TASK BRIEF —
Copy every record exactly, and keep the pictures out.

EXERCISE INPUT —
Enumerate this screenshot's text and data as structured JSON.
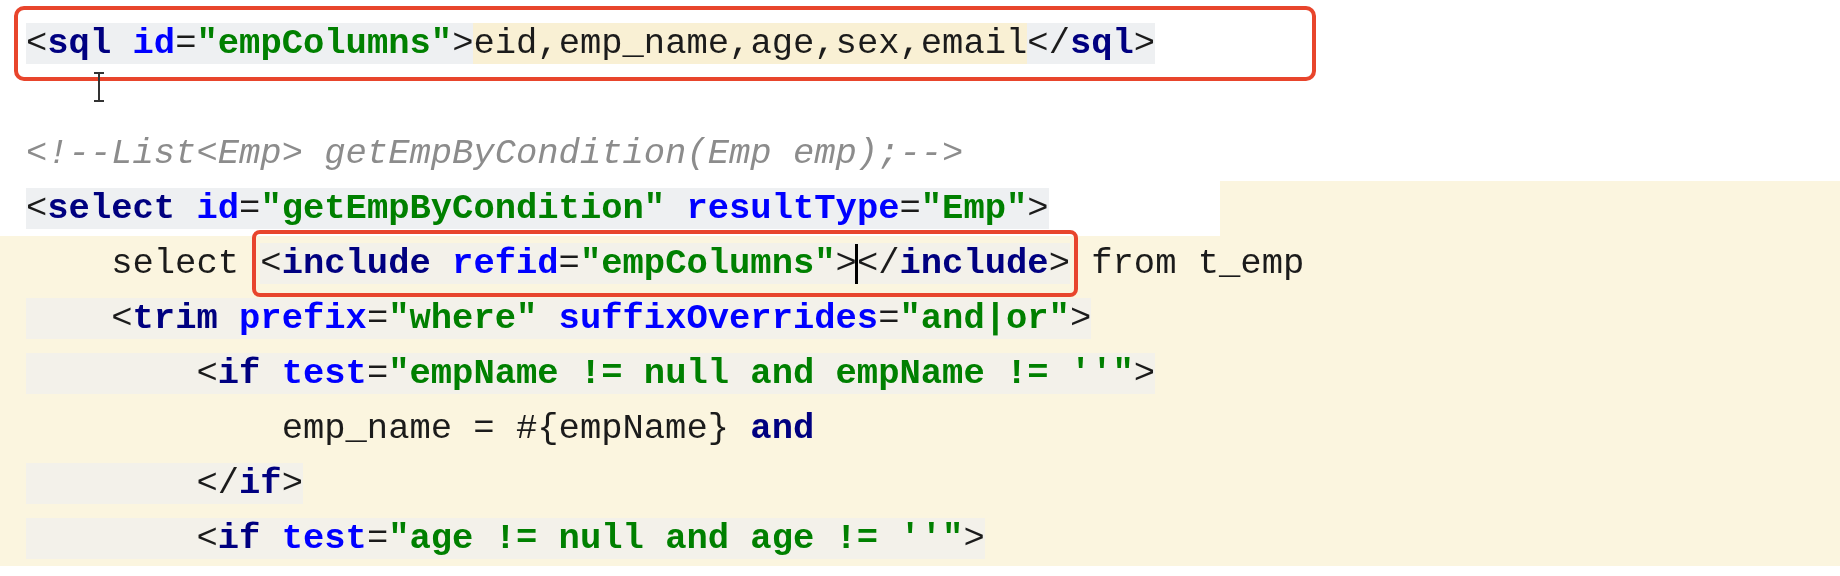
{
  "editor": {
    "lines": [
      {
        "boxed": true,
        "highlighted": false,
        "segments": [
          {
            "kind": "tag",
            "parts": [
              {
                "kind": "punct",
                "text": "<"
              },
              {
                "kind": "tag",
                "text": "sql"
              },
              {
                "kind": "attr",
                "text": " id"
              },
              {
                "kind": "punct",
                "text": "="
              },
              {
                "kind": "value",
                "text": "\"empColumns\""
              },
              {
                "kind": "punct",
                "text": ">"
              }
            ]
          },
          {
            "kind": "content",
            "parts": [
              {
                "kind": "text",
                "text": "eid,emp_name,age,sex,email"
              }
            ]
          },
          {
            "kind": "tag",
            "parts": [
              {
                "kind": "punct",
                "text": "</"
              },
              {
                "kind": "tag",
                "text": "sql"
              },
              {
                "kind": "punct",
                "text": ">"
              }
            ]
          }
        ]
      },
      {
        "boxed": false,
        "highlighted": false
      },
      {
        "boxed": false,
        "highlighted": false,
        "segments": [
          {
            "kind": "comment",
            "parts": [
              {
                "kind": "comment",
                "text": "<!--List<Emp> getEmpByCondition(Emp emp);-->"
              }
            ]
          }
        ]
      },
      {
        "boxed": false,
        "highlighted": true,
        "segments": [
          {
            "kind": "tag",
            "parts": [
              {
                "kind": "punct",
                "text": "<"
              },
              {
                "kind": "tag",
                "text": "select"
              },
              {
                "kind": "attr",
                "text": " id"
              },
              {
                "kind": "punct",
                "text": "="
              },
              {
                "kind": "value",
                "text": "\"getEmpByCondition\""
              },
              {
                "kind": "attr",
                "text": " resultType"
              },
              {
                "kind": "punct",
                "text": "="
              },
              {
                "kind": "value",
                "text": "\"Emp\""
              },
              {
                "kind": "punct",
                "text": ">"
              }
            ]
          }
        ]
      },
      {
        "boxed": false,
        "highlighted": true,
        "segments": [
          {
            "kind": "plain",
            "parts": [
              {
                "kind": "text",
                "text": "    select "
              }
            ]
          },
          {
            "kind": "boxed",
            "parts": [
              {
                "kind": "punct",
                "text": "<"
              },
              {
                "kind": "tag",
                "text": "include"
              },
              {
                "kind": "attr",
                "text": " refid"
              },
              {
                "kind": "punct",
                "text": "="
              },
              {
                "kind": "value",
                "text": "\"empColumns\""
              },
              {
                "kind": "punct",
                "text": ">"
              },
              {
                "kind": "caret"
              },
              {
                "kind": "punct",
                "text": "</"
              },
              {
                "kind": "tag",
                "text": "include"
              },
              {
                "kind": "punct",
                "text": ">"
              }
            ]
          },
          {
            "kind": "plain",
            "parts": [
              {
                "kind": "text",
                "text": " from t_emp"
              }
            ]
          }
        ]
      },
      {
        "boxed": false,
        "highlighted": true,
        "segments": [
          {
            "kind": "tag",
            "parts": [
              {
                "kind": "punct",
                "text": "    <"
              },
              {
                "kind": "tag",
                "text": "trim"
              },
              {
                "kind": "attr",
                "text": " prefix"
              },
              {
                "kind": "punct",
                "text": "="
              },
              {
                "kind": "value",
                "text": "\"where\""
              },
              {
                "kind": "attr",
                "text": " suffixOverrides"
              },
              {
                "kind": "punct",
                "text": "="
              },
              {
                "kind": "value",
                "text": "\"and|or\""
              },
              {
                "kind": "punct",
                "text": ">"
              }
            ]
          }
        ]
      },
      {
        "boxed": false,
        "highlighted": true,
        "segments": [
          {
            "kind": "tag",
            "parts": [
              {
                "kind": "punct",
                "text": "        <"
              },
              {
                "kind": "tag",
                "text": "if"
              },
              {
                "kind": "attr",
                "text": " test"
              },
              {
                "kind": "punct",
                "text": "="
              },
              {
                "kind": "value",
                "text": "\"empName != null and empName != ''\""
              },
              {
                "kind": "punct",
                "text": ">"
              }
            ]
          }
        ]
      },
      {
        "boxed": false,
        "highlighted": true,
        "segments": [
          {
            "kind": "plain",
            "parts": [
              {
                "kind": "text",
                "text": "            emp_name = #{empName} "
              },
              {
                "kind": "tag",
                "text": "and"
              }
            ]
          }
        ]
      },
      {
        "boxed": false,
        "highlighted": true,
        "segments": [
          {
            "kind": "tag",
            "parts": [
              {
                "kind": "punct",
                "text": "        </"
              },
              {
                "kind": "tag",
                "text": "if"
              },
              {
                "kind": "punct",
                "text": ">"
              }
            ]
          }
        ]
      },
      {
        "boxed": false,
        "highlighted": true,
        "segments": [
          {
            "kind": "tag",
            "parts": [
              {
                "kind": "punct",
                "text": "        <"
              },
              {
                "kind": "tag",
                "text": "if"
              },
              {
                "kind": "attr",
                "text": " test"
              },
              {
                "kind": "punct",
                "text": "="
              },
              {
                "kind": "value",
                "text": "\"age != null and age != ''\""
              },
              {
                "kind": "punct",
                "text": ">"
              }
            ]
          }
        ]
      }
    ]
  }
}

FULL SOLUTION —
Enumerate this screenshot's text and data as structured JSON.
{
  "editor": {
    "lines": [
      {
        "boxed": true,
        "highlighted": false,
        "segments": [
          {
            "kind": "tag",
            "parts": [
              {
                "kind": "punct",
                "text": "<"
              },
              {
                "kind": "tag",
                "text": "sql"
              },
              {
                "kind": "attr",
                "text": " id"
              },
              {
                "kind": "punct",
                "text": "="
              },
              {
                "kind": "value",
                "text": "\"empColumns\""
              },
              {
                "kind": "punct",
                "text": ">"
              }
            ]
          },
          {
            "kind": "content",
            "parts": [
              {
                "kind": "text",
                "text": "eid,emp_name,age,sex,email"
              }
            ]
          },
          {
            "kind": "tag",
            "parts": [
              {
                "kind": "punct",
                "text": "</"
              },
              {
                "kind": "tag",
                "text": "sql"
              },
              {
                "kind": "punct",
                "text": ">"
              }
            ]
          }
        ]
      },
      {
        "boxed": false,
        "highlighted": false
      },
      {
        "boxed": false,
        "highlighted": false,
        "segments": [
          {
            "kind": "comment",
            "parts": [
              {
                "kind": "comment",
                "text": "<!--List<Emp> getEmpByCondition(Emp emp);-->"
              }
            ]
          }
        ]
      },
      {
        "boxed": false,
        "highlighted": true,
        "segments": [
          {
            "kind": "tag",
            "parts": [
              {
                "kind": "punct",
                "text": "<"
              },
              {
                "kind": "tag",
                "text": "select"
              },
              {
                "kind": "attr",
                "text": " id"
              },
              {
                "kind": "punct",
                "text": "="
              },
              {
                "kind": "value",
                "text": "\"getEmpByCondition\""
              },
              {
                "kind": "attr",
                "text": " resultType"
              },
              {
                "kind": "punct",
                "text": "="
              },
              {
                "kind": "value",
                "text": "\"Emp\""
              },
              {
                "kind": "punct",
                "text": ">"
              }
            ]
          }
        ]
      },
      {
        "boxed": false,
        "highlighted": true,
        "segments": [
          {
            "kind": "plain",
            "parts": [
              {
                "kind": "text",
                "text": "    select "
              }
            ]
          },
          {
            "kind": "boxed",
            "parts": [
              {
                "kind": "punct",
                "text": "<"
              },
              {
                "kind": "tag",
                "text": "include"
              },
              {
                "kind": "attr",
                "text": " refid"
              },
              {
                "kind": "punct",
                "text": "="
              },
              {
                "kind": "value",
                "text": "\"empColumns\""
              },
              {
                "kind": "punct",
                "text": ">"
              },
              {
                "kind": "caret"
              },
              {
                "kind": "punct",
                "text": "</"
              },
              {
                "kind": "tag",
                "text": "include"
              },
              {
                "kind": "punct",
                "text": ">"
              }
            ]
          },
          {
            "kind": "plain",
            "parts": [
              {
                "kind": "text",
                "text": " from t_emp"
              }
            ]
          }
        ]
      },
      {
        "boxed": false,
        "highlighted": true,
        "segments": [
          {
            "kind": "tag",
            "parts": [
              {
                "kind": "punct",
                "text": "    <"
              },
              {
                "kind": "tag",
                "text": "trim"
              },
              {
                "kind": "attr",
                "text": " prefix"
              },
              {
                "kind": "punct",
                "text": "="
              },
              {
                "kind": "value",
                "text": "\"where\""
              },
              {
                "kind": "attr",
                "text": " suffixOverrides"
              },
              {
                "kind": "punct",
                "text": "="
              },
              {
                "kind": "value",
                "text": "\"and|or\""
              },
              {
                "kind": "punct",
                "text": ">"
              }
            ]
          }
        ]
      },
      {
        "boxed": false,
        "highlighted": true,
        "segments": [
          {
            "kind": "tag",
            "parts": [
              {
                "kind": "punct",
                "text": "        <"
              },
              {
                "kind": "tag",
                "text": "if"
              },
              {
                "kind": "attr",
                "text": " test"
              },
              {
                "kind": "punct",
                "text": "="
              },
              {
                "kind": "value",
                "text": "\"empName != null and empName != ''\""
              },
              {
                "kind": "punct",
                "text": ">"
              }
            ]
          }
        ]
      },
      {
        "boxed": false,
        "highlighted": true,
        "segments": [
          {
            "kind": "plain",
            "parts": [
              {
                "kind": "text",
                "text": "            emp_name = #{empName} "
              },
              {
                "kind": "tag",
                "text": "and"
              }
            ]
          }
        ]
      },
      {
        "boxed": false,
        "highlighted": true,
        "segments": [
          {
            "kind": "tag",
            "parts": [
              {
                "kind": "punct",
                "text": "        </"
              },
              {
                "kind": "tag",
                "text": "if"
              },
              {
                "kind": "punct",
                "text": ">"
              }
            ]
          }
        ]
      },
      {
        "boxed": false,
        "highlighted": true,
        "segments": [
          {
            "kind": "tag",
            "parts": [
              {
                "kind": "punct",
                "text": "        <"
              },
              {
                "kind": "tag",
                "text": "if"
              },
              {
                "kind": "attr",
                "text": " test"
              },
              {
                "kind": "punct",
                "text": "="
              },
              {
                "kind": "value",
                "text": "\"age != null and age != ''\""
              },
              {
                "kind": "punct",
                "text": ">"
              }
            ]
          }
        ]
      }
    ]
  }
}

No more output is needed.